Copy each line of the entries that contains the word "color".
BEGIN Given records
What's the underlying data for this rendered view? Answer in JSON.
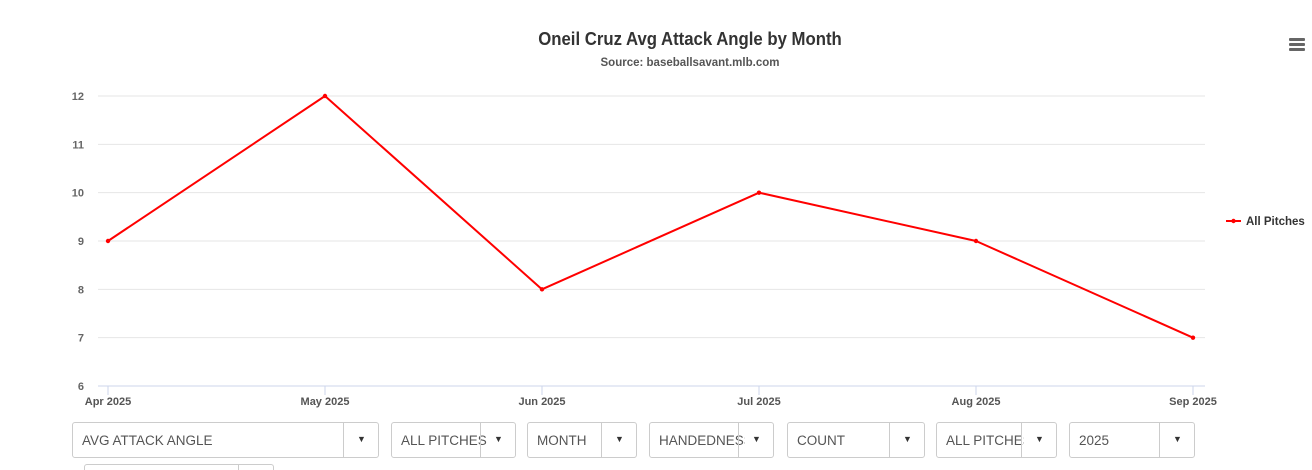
{
  "title": "Oneil Cruz Avg Attack Angle by Month",
  "subtitle": "Source: baseballsavant.mlb.com",
  "menu": {
    "icon": "hamburger-menu-icon"
  },
  "chart_data": {
    "type": "line",
    "title": "Oneil Cruz Avg Attack Angle by Month",
    "subtitle": "Source: baseballsavant.mlb.com",
    "categories": [
      "Apr 2025",
      "May 2025",
      "Jun 2025",
      "Jul 2025",
      "Aug 2025",
      "Sep 2025"
    ],
    "series": [
      {
        "name": "All Pitches",
        "values": [
          9,
          12,
          8,
          10,
          9,
          7
        ],
        "color": "#ff0000"
      }
    ],
    "yticks": [
      "6",
      "7",
      "8",
      "9",
      "10",
      "11",
      "12"
    ],
    "ylim": [
      6,
      12
    ],
    "xlabel": "",
    "ylabel": "",
    "grid": true,
    "legend": "right"
  },
  "controls": {
    "metric": "AVG ATTACK ANGLE",
    "pitch_type": "ALL PITCHES",
    "group_by": "MONTH",
    "handedness": "HANDEDNESS",
    "count": "COUNT",
    "pitch_filter": "ALL PITCHES",
    "season": "2025",
    "arrow": "▼"
  }
}
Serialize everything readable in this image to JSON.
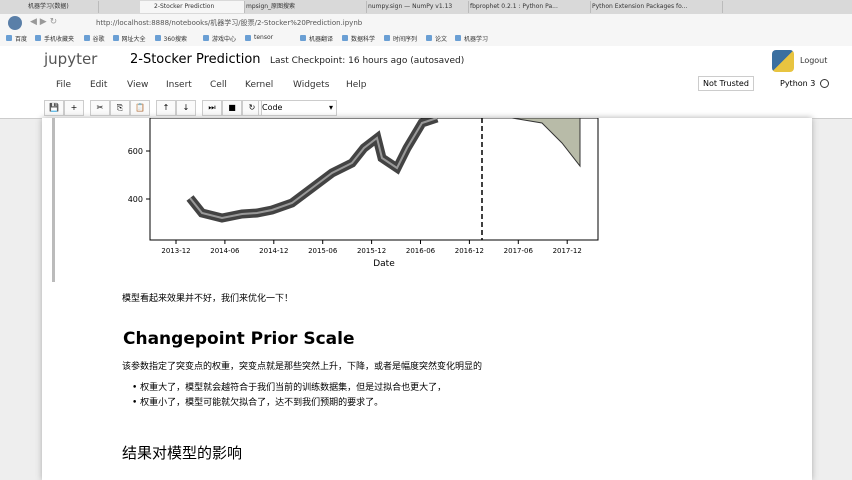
{
  "browser": {
    "tabs": [
      "机器学习(数据)",
      "2-Stocker Prediction",
      "mpsign_原图搜索",
      "numpy.sign — NumPy v1.13",
      "fbprophet 0.2.1 : Python Pa...",
      "Python Extension Packages fo..."
    ],
    "url": "http://localhost:8888/notebooks/机器学习/股票/2-Stocker%20Prediction.ipynb",
    "bookmarks": [
      "百度",
      "手机收藏夹",
      "谷歌",
      "网址大全",
      "360搜索",
      "游戏中心",
      "tensor",
      "机器翻译",
      "数据科学",
      "时间序列",
      "论文",
      "机器学习"
    ]
  },
  "header": {
    "logo": "jupyter",
    "title": "2-Stocker Prediction",
    "checkpoint": "Last Checkpoint: 16 hours ago (autosaved)",
    "logout": "Logout"
  },
  "menu": [
    "File",
    "Edit",
    "View",
    "Insert",
    "Cell",
    "Kernel",
    "Widgets",
    "Help"
  ],
  "trust": "Not Trusted",
  "kernel": "Python 3",
  "cell_type": "Code",
  "plot": {
    "yticks": [
      "400",
      "600"
    ],
    "xticks": [
      "2013-12",
      "2014-06",
      "2014-12",
      "2015-06",
      "2015-12",
      "2016-06",
      "2016-12",
      "2017-06",
      "2017-12"
    ],
    "xlabel": "Date"
  },
  "cells": {
    "note": "模型看起来效果并不好，我们来优化一下！",
    "heading": "Changepoint Prior Scale",
    "para": "该参数指定了突变点的权重，突变点就是那些突然上升，下降，或者是幅度突然变化明显的",
    "bullets": [
      "权重大了，模型就会越符合于我们当前的训练数据集，但是过拟合也更大了，",
      "权重小了，模型可能就欠拟合了，达不到我们预期的要求了。"
    ],
    "subheading": "结果对模型的影响"
  }
}
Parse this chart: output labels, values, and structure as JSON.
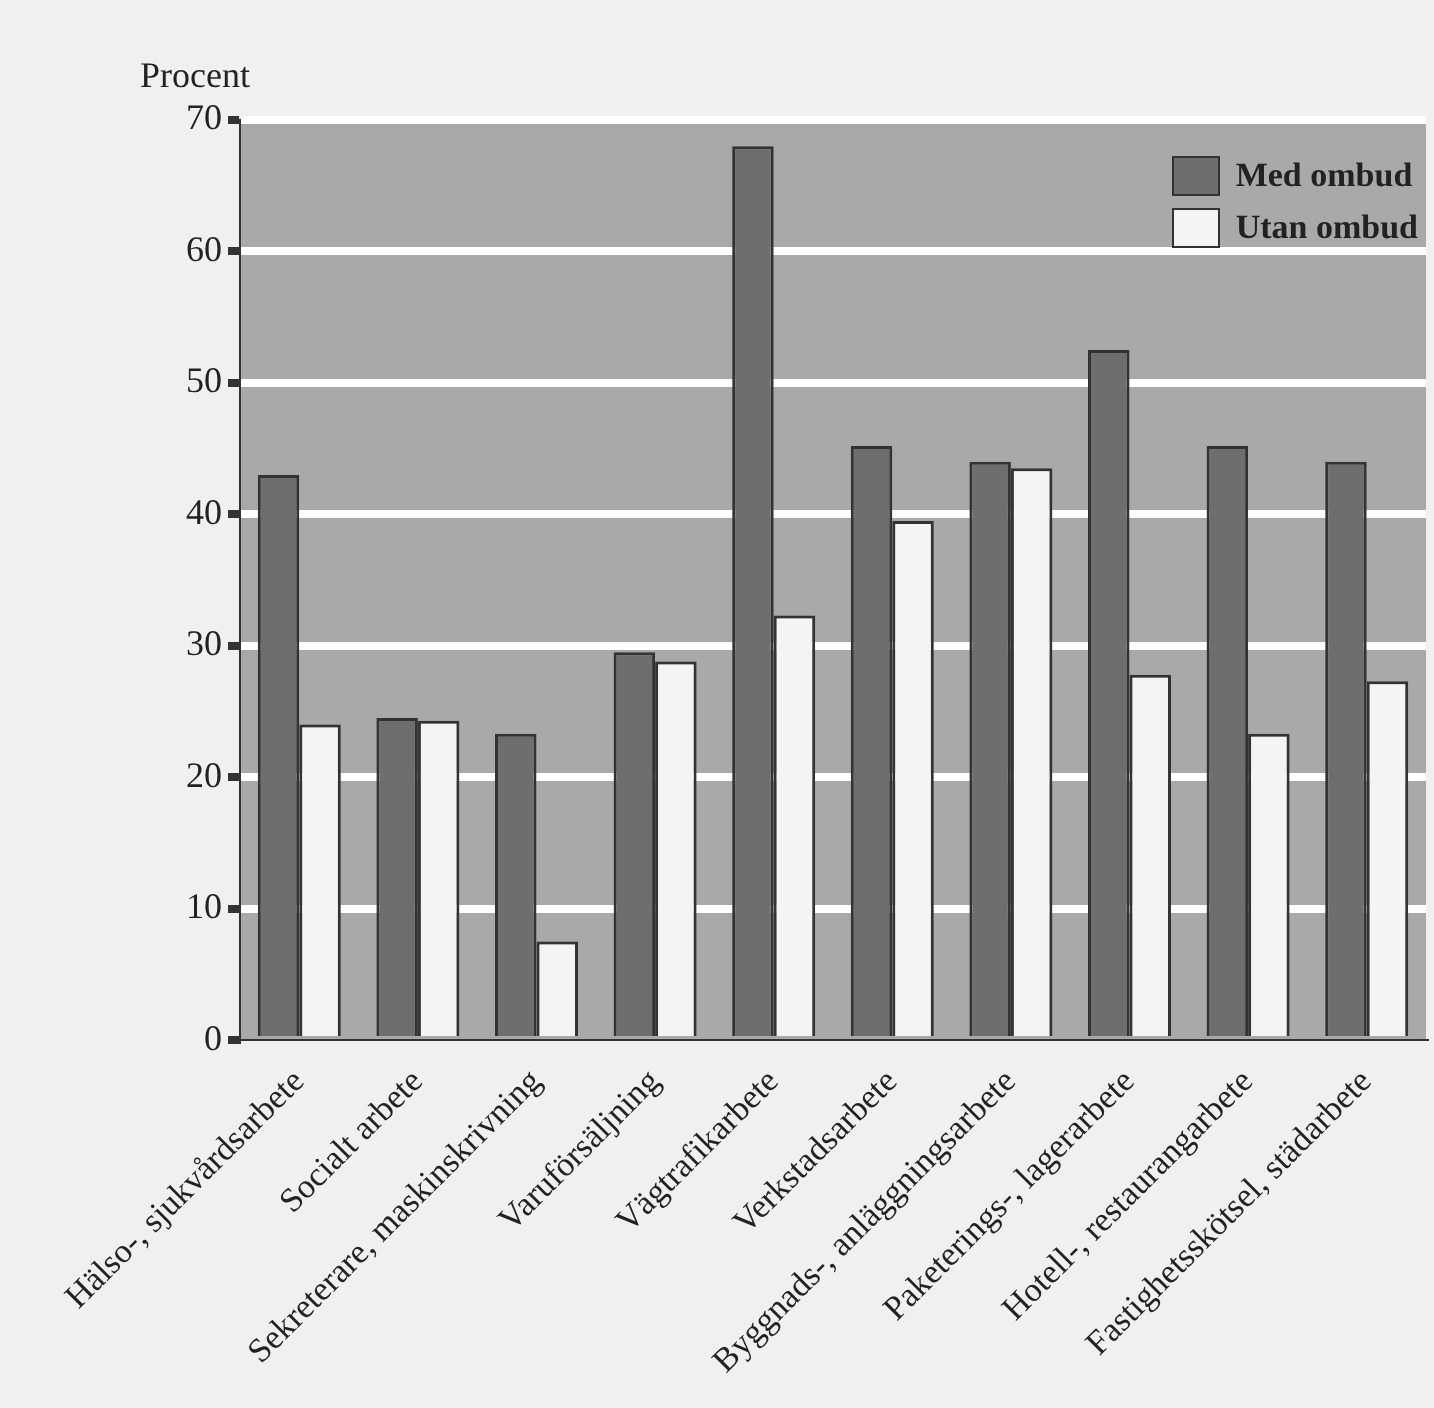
{
  "chart_data": {
    "type": "bar",
    "ylabel": "Procent",
    "categories": [
      "Hälso-, sjukvårdsarbete",
      "Socialt arbete",
      "Sekreterare, maskinskrivning",
      "Varuförsäljning",
      "Vägtrafikarbete",
      "Verkstadsarbete",
      "Byggnads-, anläggningsarbete",
      "Paketerings-, lagerarbete",
      "Hotell-, restaurangarbete",
      "Fastighetsskötsel, städarbete"
    ],
    "series": [
      {
        "name": "Med ombud",
        "color": "#6e6e6e",
        "values": [
          43,
          24.5,
          23.3,
          29.5,
          68,
          45.2,
          44,
          52.5,
          45.2,
          44
        ]
      },
      {
        "name": "Utan ombud",
        "color": "#f4f4f4",
        "values": [
          24,
          24.3,
          7.5,
          28.8,
          32.3,
          39.5,
          43.5,
          27.8,
          23.3,
          27.3
        ]
      }
    ],
    "ylim": [
      0,
      70
    ],
    "yticks": [
      0,
      10,
      20,
      30,
      40,
      50,
      60,
      70
    ],
    "grid": "y",
    "legend": "top right"
  }
}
END Given records
Output below:
        "color": "#ff0000"
        "color": "#6e6e6e",
        "color": "#f4f4f4",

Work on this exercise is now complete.